Extracted data entries
⁂

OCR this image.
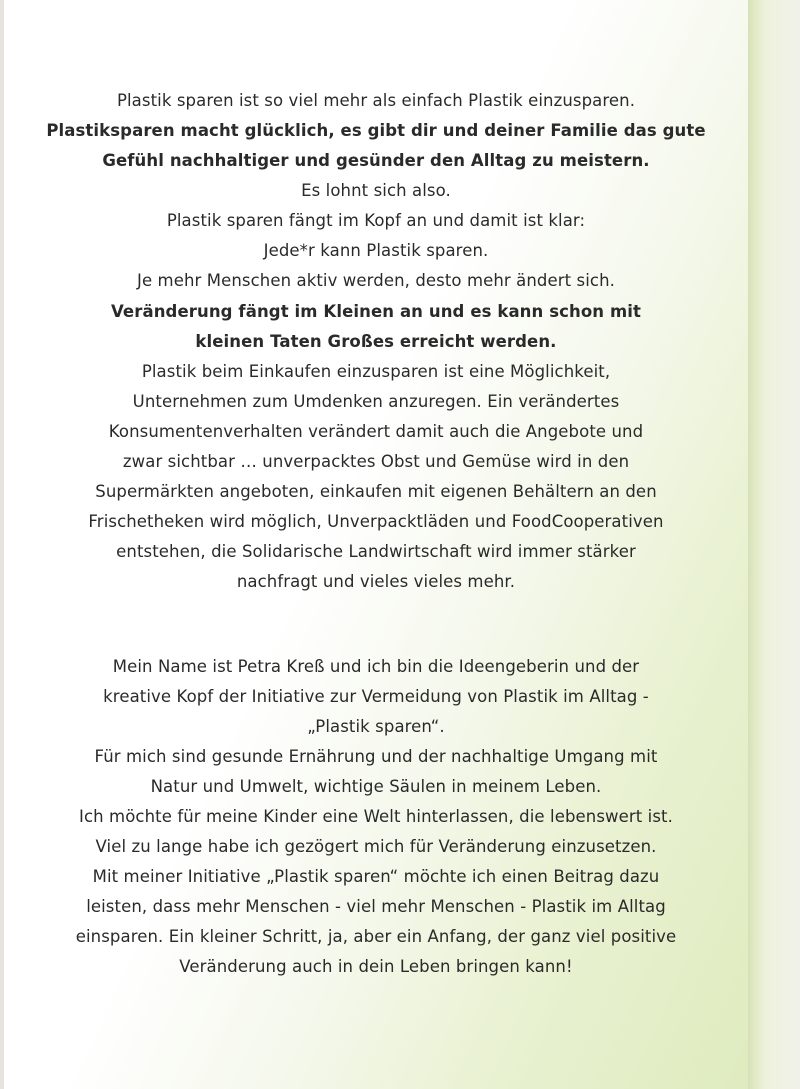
Plastik sparen ist so viel mehr als einfach Plastik einzusparen.
Plastiksparen macht glücklich, es gibt dir und deiner Familie das gute
Gefühl nachhaltiger und gesünder den Alltag zu meistern.
Es lohnt sich also.
Plastik sparen fängt im Kopf an und damit ist klar:
Jede*r kann Plastik sparen.
Je mehr Menschen aktiv werden, desto mehr ändert sich.
Veränderung fängt im Kleinen an und es kann schon mit
kleinen Taten Großes erreicht werden.
Plastik beim Einkaufen einzusparen ist eine Möglichkeit,
Unternehmen zum Umdenken anzuregen. Ein verändertes
Konsumentenverhalten verändert damit auch die Angebote und
zwar sichtbar … unverpacktes Obst und Gemüse wird in den
Supermärkten angeboten, einkaufen mit eigenen Behältern an den
Frischetheken wird möglich, Unverpacktläden und FoodCooperativen
entstehen, die Solidarische Landwirtschaft wird immer stärker
nachfragt und vieles vieles mehr.
Mein Name ist Petra Kreß und ich bin die Ideengeberin und der
kreative Kopf der Initiative zur Vermeidung von Plastik im Alltag -
„Plastik sparen“.
Für mich sind gesunde Ernährung und der nachhaltige Umgang mit
Natur und Umwelt, wichtige Säulen in meinem Leben.
Ich möchte für meine Kinder eine Welt hinterlassen, die lebenswert ist.
Viel zu lange habe ich gezögert mich für Veränderung einzusetzen.
Mit meiner Initiative „Plastik sparen“ möchte ich einen Beitrag dazu
leisten, dass mehr Menschen - viel mehr Menschen - Plastik im Alltag
einsparen. Ein kleiner Schritt, ja, aber ein Anfang, der ganz viel positive
Veränderung auch in dein Leben bringen kann!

⁂

# Problem details
Can you retype every record above exactly, leaving out the pictures?

# Solved problem
OCR this image.
Plastik sparen ist so viel mehr als einfach Plastik einzusparen.
Plastiksparen macht glücklich, es gibt dir und deiner Familie das gute
Gefühl nachhaltiger und gesünder den Alltag zu meistern.
Es lohnt sich also.
Plastik sparen fängt im Kopf an und damit ist klar:
Jede*r kann Plastik sparen.
Je mehr Menschen aktiv werden, desto mehr ändert sich.
Veränderung fängt im Kleinen an und es kann schon mit
kleinen Taten Großes erreicht werden.
Plastik beim Einkaufen einzusparen ist eine Möglichkeit,
Unternehmen zum Umdenken anzuregen. Ein verändertes
Konsumentenverhalten verändert damit auch die Angebote und
zwar sichtbar … unverpacktes Obst und Gemüse wird in den
Supermärkten angeboten, einkaufen mit eigenen Behältern an den
Frischetheken wird möglich, Unverpacktläden und FoodCooperativen
entstehen, die Solidarische Landwirtschaft wird immer stärker
nachfragt und vieles vieles mehr.
Mein Name ist Petra Kreß und ich bin die Ideengeberin und der
kreative Kopf der Initiative zur Vermeidung von Plastik im Alltag -
„Plastik sparen“.
Für mich sind gesunde Ernährung und der nachhaltige Umgang mit
Natur und Umwelt, wichtige Säulen in meinem Leben.
Ich möchte für meine Kinder eine Welt hinterlassen, die lebenswert ist.
Viel zu lange habe ich gezögert mich für Veränderung einzusetzen.
Mit meiner Initiative „Plastik sparen“ möchte ich einen Beitrag dazu
leisten, dass mehr Menschen - viel mehr Menschen - Plastik im Alltag
einsparen. Ein kleiner Schritt, ja, aber ein Anfang, der ganz viel positive
Veränderung auch in dein Leben bringen kann!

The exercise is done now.